**Exercise prompt:**
From the entries below, please gather each line containing the string "JSON".

**Rows from a figure dataset:**
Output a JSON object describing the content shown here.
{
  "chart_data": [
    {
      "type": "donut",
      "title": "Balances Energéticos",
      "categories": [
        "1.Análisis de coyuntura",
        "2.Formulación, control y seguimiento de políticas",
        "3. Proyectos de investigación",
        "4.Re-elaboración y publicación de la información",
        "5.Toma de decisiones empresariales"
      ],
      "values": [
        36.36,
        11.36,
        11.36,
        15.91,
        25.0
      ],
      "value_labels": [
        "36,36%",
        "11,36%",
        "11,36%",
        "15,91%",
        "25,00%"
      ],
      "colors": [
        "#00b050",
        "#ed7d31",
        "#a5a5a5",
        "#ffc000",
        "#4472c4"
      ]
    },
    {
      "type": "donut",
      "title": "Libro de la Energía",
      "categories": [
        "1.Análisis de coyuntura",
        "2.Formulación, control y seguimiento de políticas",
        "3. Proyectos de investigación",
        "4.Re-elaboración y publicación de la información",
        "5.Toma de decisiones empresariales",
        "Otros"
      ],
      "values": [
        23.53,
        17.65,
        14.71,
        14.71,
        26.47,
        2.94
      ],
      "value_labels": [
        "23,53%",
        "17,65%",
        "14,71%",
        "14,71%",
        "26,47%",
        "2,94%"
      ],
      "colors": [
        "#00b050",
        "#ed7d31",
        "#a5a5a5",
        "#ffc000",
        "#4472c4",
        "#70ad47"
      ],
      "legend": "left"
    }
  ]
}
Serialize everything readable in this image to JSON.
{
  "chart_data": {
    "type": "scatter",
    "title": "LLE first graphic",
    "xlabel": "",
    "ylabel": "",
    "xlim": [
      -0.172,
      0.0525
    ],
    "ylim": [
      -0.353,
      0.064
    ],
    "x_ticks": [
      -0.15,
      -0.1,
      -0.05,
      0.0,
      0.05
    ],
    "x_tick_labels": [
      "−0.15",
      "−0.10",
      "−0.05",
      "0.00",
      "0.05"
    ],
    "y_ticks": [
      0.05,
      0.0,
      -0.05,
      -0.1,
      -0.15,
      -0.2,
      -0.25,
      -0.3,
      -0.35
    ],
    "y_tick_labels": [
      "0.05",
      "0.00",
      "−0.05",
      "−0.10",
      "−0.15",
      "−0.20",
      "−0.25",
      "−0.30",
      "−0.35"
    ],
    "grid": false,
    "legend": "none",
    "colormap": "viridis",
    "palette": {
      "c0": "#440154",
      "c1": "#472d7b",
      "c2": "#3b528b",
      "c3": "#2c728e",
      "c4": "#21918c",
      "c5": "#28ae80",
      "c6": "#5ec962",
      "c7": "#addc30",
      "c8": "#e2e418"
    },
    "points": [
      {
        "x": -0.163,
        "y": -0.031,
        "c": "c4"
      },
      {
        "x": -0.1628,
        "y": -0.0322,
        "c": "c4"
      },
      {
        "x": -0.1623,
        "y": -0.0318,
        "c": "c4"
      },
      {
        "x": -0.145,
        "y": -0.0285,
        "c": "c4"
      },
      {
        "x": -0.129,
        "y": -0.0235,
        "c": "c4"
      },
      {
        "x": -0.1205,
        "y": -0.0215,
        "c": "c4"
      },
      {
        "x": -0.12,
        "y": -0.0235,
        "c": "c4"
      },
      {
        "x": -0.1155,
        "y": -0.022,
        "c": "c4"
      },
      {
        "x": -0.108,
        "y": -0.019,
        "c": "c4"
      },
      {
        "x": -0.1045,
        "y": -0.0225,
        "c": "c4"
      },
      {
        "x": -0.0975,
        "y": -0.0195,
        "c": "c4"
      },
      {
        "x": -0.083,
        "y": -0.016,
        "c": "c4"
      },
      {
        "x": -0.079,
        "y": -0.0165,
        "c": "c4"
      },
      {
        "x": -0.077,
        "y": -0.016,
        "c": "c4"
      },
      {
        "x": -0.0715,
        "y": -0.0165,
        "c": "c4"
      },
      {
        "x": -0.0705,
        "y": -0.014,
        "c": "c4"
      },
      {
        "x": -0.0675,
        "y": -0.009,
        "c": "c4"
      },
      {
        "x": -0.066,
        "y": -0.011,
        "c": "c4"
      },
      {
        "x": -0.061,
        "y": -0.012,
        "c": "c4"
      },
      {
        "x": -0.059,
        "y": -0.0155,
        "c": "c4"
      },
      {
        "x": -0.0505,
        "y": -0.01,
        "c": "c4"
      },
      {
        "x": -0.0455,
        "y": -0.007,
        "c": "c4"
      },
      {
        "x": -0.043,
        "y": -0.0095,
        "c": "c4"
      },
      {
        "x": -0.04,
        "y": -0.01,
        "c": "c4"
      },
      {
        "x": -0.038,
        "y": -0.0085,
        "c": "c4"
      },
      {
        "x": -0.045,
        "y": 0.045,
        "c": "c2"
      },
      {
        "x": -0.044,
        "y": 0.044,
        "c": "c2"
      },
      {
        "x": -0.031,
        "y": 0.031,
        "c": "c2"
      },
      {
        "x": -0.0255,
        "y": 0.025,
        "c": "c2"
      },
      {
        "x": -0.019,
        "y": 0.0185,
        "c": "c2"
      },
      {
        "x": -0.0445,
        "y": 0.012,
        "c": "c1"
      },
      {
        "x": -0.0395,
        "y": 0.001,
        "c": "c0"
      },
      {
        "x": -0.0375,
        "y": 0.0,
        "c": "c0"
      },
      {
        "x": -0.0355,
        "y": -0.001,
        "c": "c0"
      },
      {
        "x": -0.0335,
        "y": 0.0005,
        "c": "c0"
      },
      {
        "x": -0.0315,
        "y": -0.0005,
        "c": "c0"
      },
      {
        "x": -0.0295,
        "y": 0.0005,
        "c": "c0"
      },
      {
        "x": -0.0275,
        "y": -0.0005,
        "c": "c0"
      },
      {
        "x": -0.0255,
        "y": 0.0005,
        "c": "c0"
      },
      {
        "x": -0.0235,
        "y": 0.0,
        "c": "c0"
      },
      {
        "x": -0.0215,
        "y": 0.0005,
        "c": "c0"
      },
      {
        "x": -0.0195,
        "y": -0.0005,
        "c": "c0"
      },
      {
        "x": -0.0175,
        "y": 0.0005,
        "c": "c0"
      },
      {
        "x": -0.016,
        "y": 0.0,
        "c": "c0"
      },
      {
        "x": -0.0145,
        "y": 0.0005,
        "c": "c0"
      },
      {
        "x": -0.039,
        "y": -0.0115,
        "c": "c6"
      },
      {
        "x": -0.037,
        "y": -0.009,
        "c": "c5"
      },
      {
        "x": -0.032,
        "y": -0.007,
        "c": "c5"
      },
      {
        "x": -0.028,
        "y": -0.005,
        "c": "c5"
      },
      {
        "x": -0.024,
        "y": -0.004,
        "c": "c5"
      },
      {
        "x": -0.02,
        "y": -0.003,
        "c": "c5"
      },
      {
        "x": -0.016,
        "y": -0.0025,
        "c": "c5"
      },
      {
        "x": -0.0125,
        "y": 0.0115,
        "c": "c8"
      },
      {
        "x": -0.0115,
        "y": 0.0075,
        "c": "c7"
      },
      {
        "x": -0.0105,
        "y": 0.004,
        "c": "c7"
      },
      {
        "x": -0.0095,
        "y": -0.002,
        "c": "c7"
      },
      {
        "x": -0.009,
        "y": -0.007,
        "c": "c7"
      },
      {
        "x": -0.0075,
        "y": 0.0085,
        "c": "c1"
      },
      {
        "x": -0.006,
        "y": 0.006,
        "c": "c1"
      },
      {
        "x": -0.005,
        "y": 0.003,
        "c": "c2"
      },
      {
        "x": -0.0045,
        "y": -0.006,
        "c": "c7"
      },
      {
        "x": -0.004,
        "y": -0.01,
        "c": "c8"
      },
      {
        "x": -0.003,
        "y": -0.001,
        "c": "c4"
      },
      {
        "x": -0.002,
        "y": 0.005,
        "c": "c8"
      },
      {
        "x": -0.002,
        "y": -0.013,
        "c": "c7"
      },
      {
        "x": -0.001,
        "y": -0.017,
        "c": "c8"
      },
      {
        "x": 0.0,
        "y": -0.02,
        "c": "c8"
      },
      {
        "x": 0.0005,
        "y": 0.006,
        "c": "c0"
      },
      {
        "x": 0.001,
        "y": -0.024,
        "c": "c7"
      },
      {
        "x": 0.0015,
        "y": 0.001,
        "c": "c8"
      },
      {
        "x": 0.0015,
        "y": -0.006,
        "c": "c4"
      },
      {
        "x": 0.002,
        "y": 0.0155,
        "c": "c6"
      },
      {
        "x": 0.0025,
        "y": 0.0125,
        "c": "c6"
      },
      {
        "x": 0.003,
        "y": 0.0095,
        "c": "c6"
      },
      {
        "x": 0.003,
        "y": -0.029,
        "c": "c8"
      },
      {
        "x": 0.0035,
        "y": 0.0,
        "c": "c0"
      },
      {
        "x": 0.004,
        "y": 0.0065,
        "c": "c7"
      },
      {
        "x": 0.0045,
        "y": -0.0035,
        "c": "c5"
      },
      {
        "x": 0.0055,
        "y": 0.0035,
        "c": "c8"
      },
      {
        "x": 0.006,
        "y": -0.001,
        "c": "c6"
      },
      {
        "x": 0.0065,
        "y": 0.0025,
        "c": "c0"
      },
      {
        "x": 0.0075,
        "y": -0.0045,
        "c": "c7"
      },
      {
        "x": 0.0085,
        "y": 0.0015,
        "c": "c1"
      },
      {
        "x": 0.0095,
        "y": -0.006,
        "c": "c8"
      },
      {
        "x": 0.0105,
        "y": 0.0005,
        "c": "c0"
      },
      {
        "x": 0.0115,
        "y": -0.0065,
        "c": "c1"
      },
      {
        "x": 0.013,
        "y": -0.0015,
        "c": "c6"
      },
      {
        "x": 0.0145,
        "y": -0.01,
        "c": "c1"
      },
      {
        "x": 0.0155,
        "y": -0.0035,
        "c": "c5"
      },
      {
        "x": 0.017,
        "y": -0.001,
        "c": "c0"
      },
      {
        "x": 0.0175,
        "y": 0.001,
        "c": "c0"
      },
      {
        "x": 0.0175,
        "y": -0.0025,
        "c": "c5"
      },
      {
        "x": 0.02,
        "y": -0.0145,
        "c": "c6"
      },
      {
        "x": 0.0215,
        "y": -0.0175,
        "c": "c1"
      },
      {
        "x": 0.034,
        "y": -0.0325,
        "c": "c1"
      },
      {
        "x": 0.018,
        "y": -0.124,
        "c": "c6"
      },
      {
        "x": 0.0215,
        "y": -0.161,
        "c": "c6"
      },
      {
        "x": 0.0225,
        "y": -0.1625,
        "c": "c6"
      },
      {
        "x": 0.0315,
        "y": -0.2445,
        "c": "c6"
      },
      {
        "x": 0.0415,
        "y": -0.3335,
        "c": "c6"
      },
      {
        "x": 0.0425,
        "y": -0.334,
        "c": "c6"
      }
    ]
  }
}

**Answer to this exercise:**
Output a JSON object describing the content shown here.
Serialize everything readable in this image to JSON.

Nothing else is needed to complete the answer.